** Information supplied **
____________

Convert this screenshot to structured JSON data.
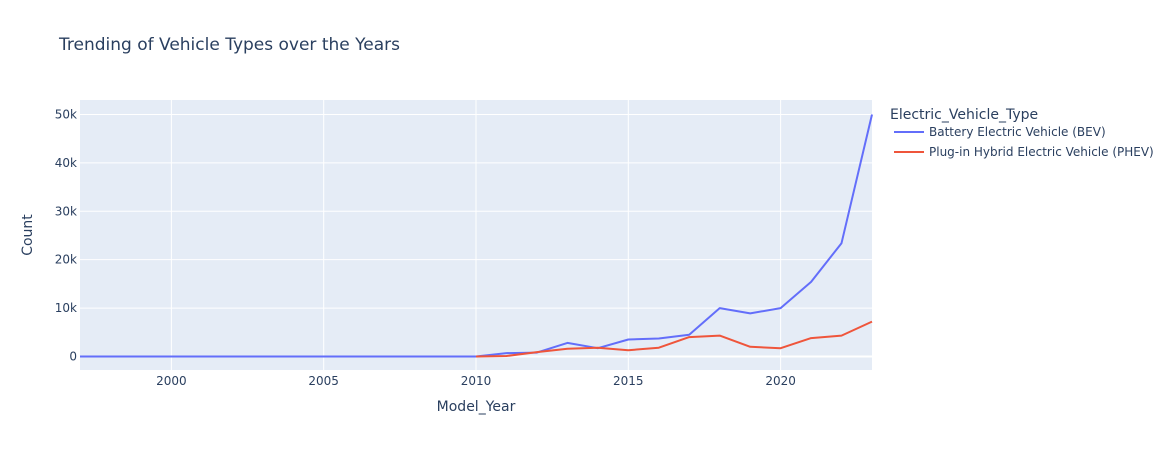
{
  "chart_data": {
    "type": "line",
    "title": "Trending of Vehicle Types over the Years",
    "xlabel": "Model_Year",
    "ylabel": "Count",
    "xlim": [
      1997,
      2023
    ],
    "ylim": [
      -2800,
      53000
    ],
    "x_ticks": [
      2000,
      2005,
      2010,
      2015,
      2020
    ],
    "x_tick_labels": [
      "2000",
      "2005",
      "2010",
      "2015",
      "2020"
    ],
    "y_ticks": [
      0,
      10000,
      20000,
      30000,
      40000,
      50000
    ],
    "y_tick_labels": [
      "0",
      "10k",
      "20k",
      "30k",
      "40k",
      "50k"
    ],
    "grid": true,
    "legend": {
      "title": "Electric_Vehicle_Type",
      "placement": "right"
    },
    "colors": {
      "plot_bg": "#e5ecf6",
      "grid": "#ffffff",
      "text": "#2a3f5f"
    },
    "series": [
      {
        "name": "Battery Electric Vehicle (BEV)",
        "color": "#636efa",
        "x": [
          1997,
          1998,
          1999,
          2000,
          2002,
          2003,
          2008,
          2010,
          2011,
          2012,
          2013,
          2014,
          2015,
          2016,
          2017,
          2018,
          2019,
          2020,
          2021,
          2022,
          2023
        ],
        "y": [
          0,
          0,
          0,
          0,
          0,
          0,
          0,
          0,
          700,
          800,
          2800,
          1700,
          3500,
          3700,
          4500,
          10000,
          8900,
          10000,
          15400,
          23400,
          50000
        ]
      },
      {
        "name": "Plug-in Hybrid Electric Vehicle (PHEV)",
        "color": "#ef553b",
        "x": [
          2010,
          2011,
          2012,
          2013,
          2014,
          2015,
          2016,
          2017,
          2018,
          2019,
          2020,
          2021,
          2022,
          2023
        ],
        "y": [
          0,
          100,
          900,
          1600,
          1800,
          1300,
          1800,
          4000,
          4300,
          2000,
          1700,
          3800,
          4300,
          7200
        ]
      }
    ]
  }
}
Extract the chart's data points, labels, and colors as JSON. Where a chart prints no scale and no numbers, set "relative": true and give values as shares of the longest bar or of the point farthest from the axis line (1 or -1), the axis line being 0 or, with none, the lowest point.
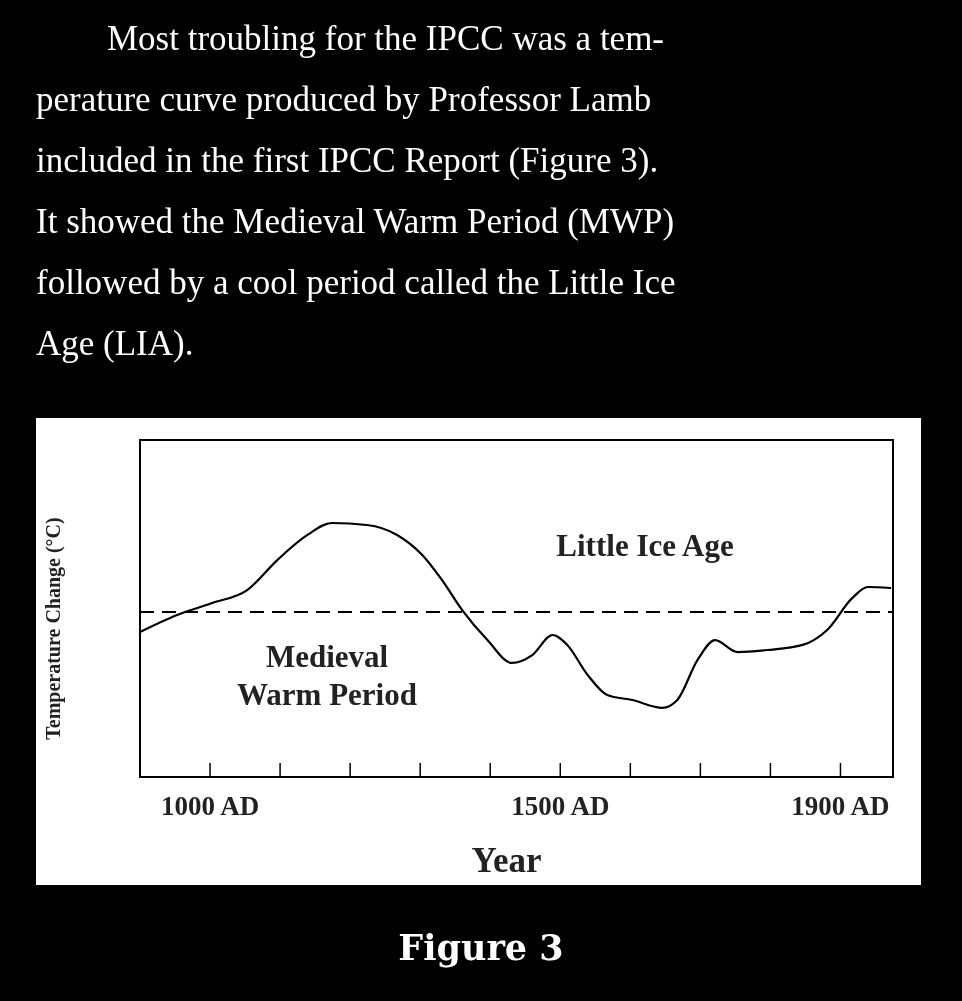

____________

** Requirements **
Copy each line exactly, and leave the pictures out of your copy.

** Finished task **
Convert this screenshot to structured JSON data.
{
  "chart_data": {
    "type": "line",
    "title": "Trending of Vehicle Types over the Years",
    "xlabel": "Model_Year",
    "ylabel": "Count",
    "xlim": [
      1997,
      2023
    ],
    "ylim": [
      -2800,
      53000
    ],
    "x_ticks": [
      2000,
      2005,
      2010,
      2015,
      2020
    ],
    "x_tick_labels": [
      "2000",
      "2005",
      "2010",
      "2015",
      "2020"
    ],
    "y_ticks": [
      0,
      10000,
      20000,
      30000,
      40000,
      50000
    ],
    "y_tick_labels": [
      "0",
      "10k",
      "20k",
      "30k",
      "40k",
      "50k"
    ],
    "grid": true,
    "legend": {
      "title": "Electric_Vehicle_Type",
      "placement": "right"
    },
    "colors": {
      "plot_bg": "#e5ecf6",
      "grid": "#ffffff",
      "text": "#2a3f5f"
    },
    "series": [
      {
        "name": "Battery Electric Vehicle (BEV)",
        "color": "#636efa",
        "x": [
          1997,
          1998,
          1999,
          2000,
          2002,
          2003,
          2008,
          2010,
          2011,
          2012,
          2013,
          2014,
          2015,
          2016,
          2017,
          2018,
          2019,
          2020,
          2021,
          2022,
          2023
        ],
        "y": [
          0,
          0,
          0,
          0,
          0,
          0,
          0,
          0,
          700,
          800,
          2800,
          1700,
          3500,
          3700,
          4500,
          10000,
          8900,
          10000,
          15400,
          23400,
          50000
        ]
      },
      {
        "name": "Plug-in Hybrid Electric Vehicle (PHEV)",
        "color": "#ef553b",
        "x": [
          2010,
          2011,
          2012,
          2013,
          2014,
          2015,
          2016,
          2017,
          2018,
          2019,
          2020,
          2021,
          2022,
          2023
        ],
        "y": [
          0,
          100,
          900,
          1600,
          1800,
          1300,
          1800,
          4000,
          4300,
          2000,
          1700,
          3800,
          4300,
          7200
        ]
      }
    ]
  }
}
Extract the chart's data points, labels, and colors as JSON. Where a chart prints no scale and no numbers, set "relative": true and give values as shares of the longest bar or of the point farthest from the axis line (1 or -1), the axis line being 0 or, with none, the lowest point.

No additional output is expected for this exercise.